Exercise instructions | Separate out the lines that hold "text".

[Data records]
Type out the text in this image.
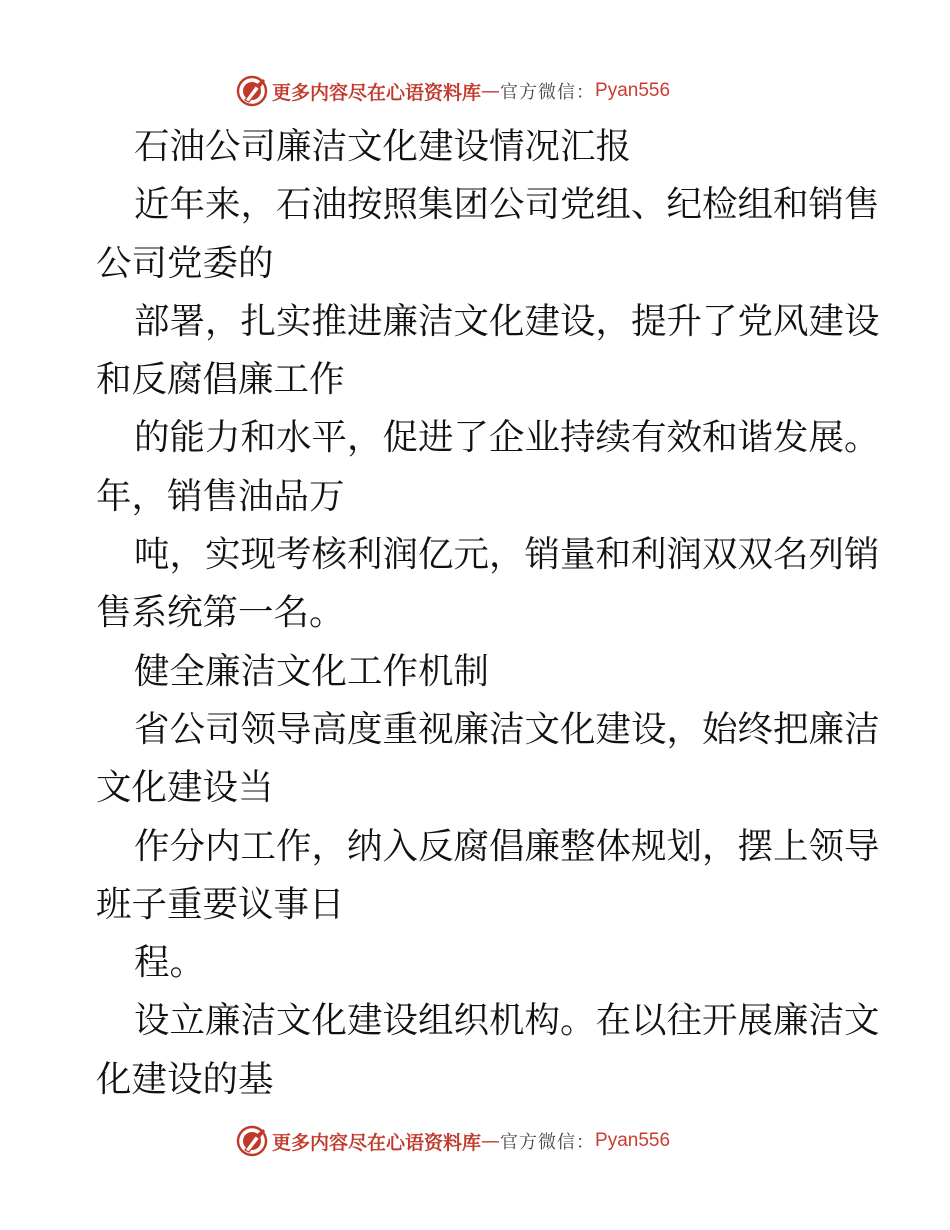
更多内容尽在心语资料库 — 官方微信： Pyan556
石油公司廉洁文化建设情况汇报
近年来，石油按照集团公司党组、纪检组和销售
公司党委的
部署，扎实推进廉洁文化建设，提升了党风建设
和反腐倡廉工作
的能力和水平，促进了企业持续有效和谐发展。
年，销售油品万
吨，实现考核利润亿元，销量和利润双双名列销
售系统第一名。
健全廉洁文化工作机制
省公司领导高度重视廉洁文化建设，始终把廉洁
文化建设当
作分内工作，纳入反腐倡廉整体规划，摆上领导
班子重要议事日
程。
设立廉洁文化建设组织机构。在以往开展廉洁文
化建设的基
更多内容尽在心语资料库 — 官方微信： Pyan556
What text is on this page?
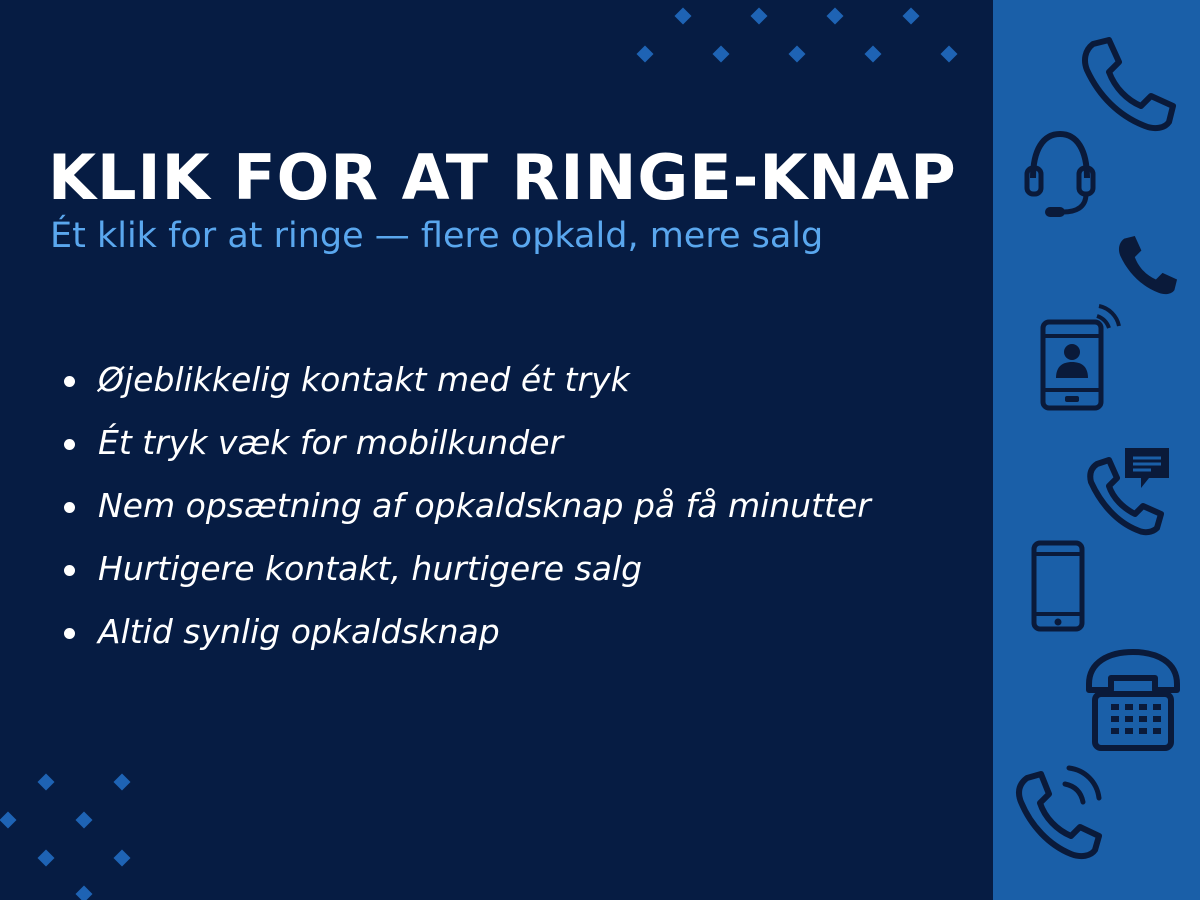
KLIK FOR AT RINGE-KNAP

Ét klik for at ringe — flere opkald, mere salg

Øjeblikkelig kontakt med ét tryk
Ét tryk væk for mobilkunder
Nem opsætning af opkaldsknap på få minutter
Hurtigere kontakt, hurtigere salg
Altid synlig opkaldsknap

Expected output |
Type out the text in this image.
What text is on this page?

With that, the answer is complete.